**Working data:**
***
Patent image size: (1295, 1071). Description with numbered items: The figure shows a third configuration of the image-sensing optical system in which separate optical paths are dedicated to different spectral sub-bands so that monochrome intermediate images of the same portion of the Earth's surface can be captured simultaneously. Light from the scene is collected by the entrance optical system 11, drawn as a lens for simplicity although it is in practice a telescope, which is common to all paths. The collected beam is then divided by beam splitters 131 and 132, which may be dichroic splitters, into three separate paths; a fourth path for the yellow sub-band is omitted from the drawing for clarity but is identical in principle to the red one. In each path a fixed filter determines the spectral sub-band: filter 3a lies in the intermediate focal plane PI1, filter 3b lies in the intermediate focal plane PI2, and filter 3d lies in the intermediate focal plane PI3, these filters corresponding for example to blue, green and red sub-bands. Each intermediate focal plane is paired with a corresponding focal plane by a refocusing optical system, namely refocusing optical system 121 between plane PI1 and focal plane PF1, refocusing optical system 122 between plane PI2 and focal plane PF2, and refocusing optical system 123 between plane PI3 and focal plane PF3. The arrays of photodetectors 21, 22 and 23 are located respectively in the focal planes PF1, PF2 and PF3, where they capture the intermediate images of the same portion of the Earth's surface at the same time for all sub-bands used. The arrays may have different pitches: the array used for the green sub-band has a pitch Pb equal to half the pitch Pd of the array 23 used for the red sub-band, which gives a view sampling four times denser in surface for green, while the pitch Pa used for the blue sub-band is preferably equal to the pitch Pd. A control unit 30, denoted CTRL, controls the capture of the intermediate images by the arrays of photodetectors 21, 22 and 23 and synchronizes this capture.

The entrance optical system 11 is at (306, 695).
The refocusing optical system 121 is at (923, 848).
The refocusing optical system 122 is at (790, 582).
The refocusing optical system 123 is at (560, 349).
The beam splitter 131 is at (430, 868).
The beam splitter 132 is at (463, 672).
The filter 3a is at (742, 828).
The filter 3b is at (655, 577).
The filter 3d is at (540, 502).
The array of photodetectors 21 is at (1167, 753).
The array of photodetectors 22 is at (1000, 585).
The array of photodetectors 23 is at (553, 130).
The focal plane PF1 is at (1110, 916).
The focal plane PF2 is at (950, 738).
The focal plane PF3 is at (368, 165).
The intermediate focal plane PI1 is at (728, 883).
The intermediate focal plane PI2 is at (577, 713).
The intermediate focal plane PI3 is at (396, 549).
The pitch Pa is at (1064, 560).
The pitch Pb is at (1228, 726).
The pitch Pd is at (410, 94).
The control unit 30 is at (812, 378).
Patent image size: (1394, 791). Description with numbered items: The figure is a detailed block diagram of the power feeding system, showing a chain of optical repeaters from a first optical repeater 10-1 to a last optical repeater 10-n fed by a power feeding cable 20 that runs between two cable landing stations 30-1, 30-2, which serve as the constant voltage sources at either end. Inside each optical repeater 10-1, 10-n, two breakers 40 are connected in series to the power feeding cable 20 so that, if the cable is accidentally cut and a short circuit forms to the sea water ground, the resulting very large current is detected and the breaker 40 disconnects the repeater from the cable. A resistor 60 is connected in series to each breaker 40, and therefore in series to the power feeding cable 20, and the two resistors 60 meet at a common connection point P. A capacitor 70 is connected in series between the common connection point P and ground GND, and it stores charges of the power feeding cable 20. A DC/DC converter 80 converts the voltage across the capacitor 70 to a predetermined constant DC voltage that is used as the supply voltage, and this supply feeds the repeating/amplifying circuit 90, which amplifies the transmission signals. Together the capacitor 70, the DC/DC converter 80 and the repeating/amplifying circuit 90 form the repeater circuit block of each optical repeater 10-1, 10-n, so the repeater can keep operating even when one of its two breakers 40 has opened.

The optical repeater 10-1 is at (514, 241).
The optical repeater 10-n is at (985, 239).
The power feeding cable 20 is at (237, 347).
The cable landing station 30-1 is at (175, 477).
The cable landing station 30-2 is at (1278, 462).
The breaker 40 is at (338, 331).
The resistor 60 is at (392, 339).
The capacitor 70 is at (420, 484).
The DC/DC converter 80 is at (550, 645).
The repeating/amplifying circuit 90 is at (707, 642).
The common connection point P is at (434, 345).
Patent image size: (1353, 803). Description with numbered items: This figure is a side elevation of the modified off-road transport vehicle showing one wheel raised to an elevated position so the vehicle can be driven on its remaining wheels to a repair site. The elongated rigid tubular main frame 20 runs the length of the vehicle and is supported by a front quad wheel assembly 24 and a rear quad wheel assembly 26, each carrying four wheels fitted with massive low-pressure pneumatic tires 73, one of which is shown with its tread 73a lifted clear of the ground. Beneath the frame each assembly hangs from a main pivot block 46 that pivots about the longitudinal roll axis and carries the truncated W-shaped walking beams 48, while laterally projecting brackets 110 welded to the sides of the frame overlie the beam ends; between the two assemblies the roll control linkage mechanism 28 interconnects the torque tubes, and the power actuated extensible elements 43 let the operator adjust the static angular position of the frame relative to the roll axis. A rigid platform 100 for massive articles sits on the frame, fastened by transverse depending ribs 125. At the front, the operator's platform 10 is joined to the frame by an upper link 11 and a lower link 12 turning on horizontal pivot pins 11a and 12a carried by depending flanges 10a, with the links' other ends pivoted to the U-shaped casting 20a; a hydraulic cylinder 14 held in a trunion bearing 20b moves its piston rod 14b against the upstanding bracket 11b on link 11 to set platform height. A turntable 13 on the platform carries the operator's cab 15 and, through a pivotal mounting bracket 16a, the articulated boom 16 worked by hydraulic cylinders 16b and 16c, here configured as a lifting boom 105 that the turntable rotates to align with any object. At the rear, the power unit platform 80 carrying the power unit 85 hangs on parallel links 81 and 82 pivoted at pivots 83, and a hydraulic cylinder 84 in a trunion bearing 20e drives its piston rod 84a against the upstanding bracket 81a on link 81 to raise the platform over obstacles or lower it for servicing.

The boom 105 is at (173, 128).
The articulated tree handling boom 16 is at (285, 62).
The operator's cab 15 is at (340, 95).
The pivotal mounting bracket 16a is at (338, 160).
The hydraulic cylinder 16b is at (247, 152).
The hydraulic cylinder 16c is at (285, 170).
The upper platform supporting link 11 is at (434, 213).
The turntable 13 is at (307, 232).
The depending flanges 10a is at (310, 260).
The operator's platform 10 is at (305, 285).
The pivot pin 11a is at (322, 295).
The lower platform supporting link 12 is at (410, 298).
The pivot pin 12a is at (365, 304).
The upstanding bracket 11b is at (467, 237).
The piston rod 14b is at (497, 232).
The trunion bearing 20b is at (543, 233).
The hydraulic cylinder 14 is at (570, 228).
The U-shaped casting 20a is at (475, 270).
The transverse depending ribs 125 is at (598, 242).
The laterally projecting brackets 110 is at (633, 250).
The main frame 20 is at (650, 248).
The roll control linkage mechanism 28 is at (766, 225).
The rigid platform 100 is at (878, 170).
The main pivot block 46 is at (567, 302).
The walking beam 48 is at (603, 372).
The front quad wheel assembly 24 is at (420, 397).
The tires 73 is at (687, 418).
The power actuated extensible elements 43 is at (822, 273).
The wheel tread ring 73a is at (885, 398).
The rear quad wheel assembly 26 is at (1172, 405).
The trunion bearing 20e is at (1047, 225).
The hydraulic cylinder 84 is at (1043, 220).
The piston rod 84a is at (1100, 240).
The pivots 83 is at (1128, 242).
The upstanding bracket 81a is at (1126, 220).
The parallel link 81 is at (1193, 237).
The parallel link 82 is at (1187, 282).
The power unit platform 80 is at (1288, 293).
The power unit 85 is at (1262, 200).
***
**Problem statement:** Copy all of the rows above verbatim, without changing anything.

**Solution to this exercise:**
Patent image size: (1295, 1071). Description with numbered items: The figure shows a third configuration of the image-sensing optical system in which separate optical paths are dedicated to different spectral sub-bands so that monochrome intermediate images of the same portion of the Earth's surface can be captured simultaneously. Light from the scene is collected by the entrance optical system 11, drawn as a lens for simplicity although it is in practice a telescope, which is common to all paths. The collected beam is then divided by beam splitters 131 and 132, which may be dichroic splitters, into three separate paths; a fourth path for the yellow sub-band is omitted from the drawing for clarity but is identical in principle to the red one. In each path a fixed filter determines the spectral sub-band: filter 3a lies in the intermediate focal plane PI1, filter 3b lies in the intermediate focal plane PI2, and filter 3d lies in the intermediate focal plane PI3, these filters corresponding for example to blue, green and red sub-bands. Each intermediate focal plane is paired with a corresponding focal plane by a refocusing optical system, namely refocusing optical system 121 between plane PI1 and focal plane PF1, refocusing optical system 122 between plane PI2 and focal plane PF2, and refocusing optical system 123 between plane PI3 and focal plane PF3. The arrays of photodetectors 21, 22 and 23 are located respectively in the focal planes PF1, PF2 and PF3, where they capture the intermediate images of the same portion of the Earth's surface at the same time for all sub-bands used. The arrays may have different pitches: the array used for the green sub-band has a pitch Pb equal to half the pitch Pd of the array 23 used for the red sub-band, which gives a view sampling four times denser in surface for green, while the pitch Pa used for the blue sub-band is preferably equal to the pitch Pd. A control unit 30, denoted CTRL, controls the capture of the intermediate images by the arrays of photodetectors 21, 22 and 23 and synchronizes this capture.

The entrance optical system 11 is at (306, 695).
The refocusing optical system 121 is at (923, 848).
The refocusing optical system 122 is at (790, 582).
The refocusing optical system 123 is at (560, 349).
The beam splitter 131 is at (430, 868).
The beam splitter 132 is at (463, 672).
The filter 3a is at (742, 828).
The filter 3b is at (655, 577).
The filter 3d is at (540, 502).
The array of photodetectors 21 is at (1167, 753).
The array of photodetectors 22 is at (1000, 585).
The array of photodetectors 23 is at (553, 130).
The focal plane PF1 is at (1110, 916).
The focal plane PF2 is at (950, 738).
The focal plane PF3 is at (368, 165).
The intermediate focal plane PI1 is at (728, 883).
The intermediate focal plane PI2 is at (577, 713).
The intermediate focal plane PI3 is at (396, 549).
The pitch Pa is at (1064, 560).
The pitch Pb is at (1228, 726).
The pitch Pd is at (410, 94).
The control unit 30 is at (812, 378).
Patent image size: (1394, 791). Description with numbered items: The figure is a detailed block diagram of the power feeding system, showing a chain of optical repeaters from a first optical repeater 10-1 to a last optical repeater 10-n fed by a power feeding cable 20 that runs between two cable landing stations 30-1, 30-2, which serve as the constant voltage sources at either end. Inside each optical repeater 10-1, 10-n, two breakers 40 are connected in series to the power feeding cable 20 so that, if the cable is accidentally cut and a short circuit forms to the sea water ground, the resulting very large current is detected and the breaker 40 disconnects the repeater from the cable. A resistor 60 is connected in series to each breaker 40, and therefore in series to the power feeding cable 20, and the two resistors 60 meet at a common connection point P. A capacitor 70 is connected in series between the common connection point P and ground GND, and it stores charges of the power feeding cable 20. A DC/DC converter 80 converts the voltage across the capacitor 70 to a predetermined constant DC voltage that is used as the supply voltage, and this supply feeds the repeating/amplifying circuit 90, which amplifies the transmission signals. Together the capacitor 70, the DC/DC converter 80 and the repeating/amplifying circuit 90 form the repeater circuit block of each optical repeater 10-1, 10-n, so the repeater can keep operating even when one of its two breakers 40 has opened.

The optical repeater 10-1 is at (514, 241).
The optical repeater 10-n is at (985, 239).
The power feeding cable 20 is at (237, 347).
The cable landing station 30-1 is at (175, 477).
The cable landing station 30-2 is at (1278, 462).
The breaker 40 is at (338, 331).
The resistor 60 is at (392, 339).
The capacitor 70 is at (420, 484).
The DC/DC converter 80 is at (550, 645).
The repeating/amplifying circuit 90 is at (707, 642).
The common connection point P is at (434, 345).
Patent image size: (1353, 803). Description with numbered items: This figure is a side elevation of the modified off-road transport vehicle showing one wheel raised to an elevated position so the vehicle can be driven on its remaining wheels to a repair site. The elongated rigid tubular main frame 20 runs the length of the vehicle and is supported by a front quad wheel assembly 24 and a rear quad wheel assembly 26, each carrying four wheels fitted with massive low-pressure pneumatic tires 73, one of which is shown with its tread 73a lifted clear of the ground. Beneath the frame each assembly hangs from a main pivot block 46 that pivots about the longitudinal roll axis and carries the truncated W-shaped walking beams 48, while laterally projecting brackets 110 welded to the sides of the frame overlie the beam ends; between the two assemblies the roll control linkage mechanism 28 interconnects the torque tubes, and the power actuated extensible elements 43 let the operator adjust the static angular position of the frame relative to the roll axis. A rigid platform 100 for massive articles sits on the frame, fastened by transverse depending ribs 125. At the front, the operator's platform 10 is joined to the frame by an upper link 11 and a lower link 12 turning on horizontal pivot pins 11a and 12a carried by depending flanges 10a, with the links' other ends pivoted to the U-shaped casting 20a; a hydraulic cylinder 14 held in a trunion bearing 20b moves its piston rod 14b against the upstanding bracket 11b on link 11 to set platform height. A turntable 13 on the platform carries the operator's cab 15 and, through a pivotal mounting bracket 16a, the articulated boom 16 worked by hydraulic cylinders 16b and 16c, here configured as a lifting boom 105 that the turntable rotates to align with any object. At the rear, the power unit platform 80 carrying the power unit 85 hangs on parallel links 81 and 82 pivoted at pivots 83, and a hydraulic cylinder 84 in a trunion bearing 20e drives its piston rod 84a against the upstanding bracket 81a on link 81 to raise the platform over obstacles or lower it for servicing.

The boom 105 is at (173, 128).
The articulated tree handling boom 16 is at (285, 62).
The operator's cab 15 is at (340, 95).
The pivotal mounting bracket 16a is at (338, 160).
The hydraulic cylinder 16b is at (247, 152).
The hydraulic cylinder 16c is at (285, 170).
The upper platform supporting link 11 is at (434, 213).
The turntable 13 is at (307, 232).
The depending flanges 10a is at (310, 260).
The operator's platform 10 is at (305, 285).
The pivot pin 11a is at (322, 295).
The lower platform supporting link 12 is at (410, 298).
The pivot pin 12a is at (365, 304).
The upstanding bracket 11b is at (467, 237).
The piston rod 14b is at (497, 232).
The trunion bearing 20b is at (543, 233).
The hydraulic cylinder 14 is at (570, 228).
The U-shaped casting 20a is at (475, 270).
The transverse depending ribs 125 is at (598, 242).
The laterally projecting brackets 110 is at (633, 250).
The main frame 20 is at (650, 248).
The roll control linkage mechanism 28 is at (766, 225).
The rigid platform 100 is at (878, 170).
The main pivot block 46 is at (567, 302).
The walking beam 48 is at (603, 372).
The front quad wheel assembly 24 is at (420, 397).
The tires 73 is at (687, 418).
The power actuated extensible elements 43 is at (822, 273).
The wheel tread ring 73a is at (885, 398).
The rear quad wheel assembly 26 is at (1172, 405).
The trunion bearing 20e is at (1047, 225).
The hydraulic cylinder 84 is at (1043, 220).
The piston rod 84a is at (1100, 240).
The pivots 83 is at (1128, 242).
The upstanding bracket 81a is at (1126, 220).
The parallel link 81 is at (1193, 237).
The parallel link 82 is at (1187, 282).
The power unit platform 80 is at (1288, 293).
The power unit 85 is at (1262, 200).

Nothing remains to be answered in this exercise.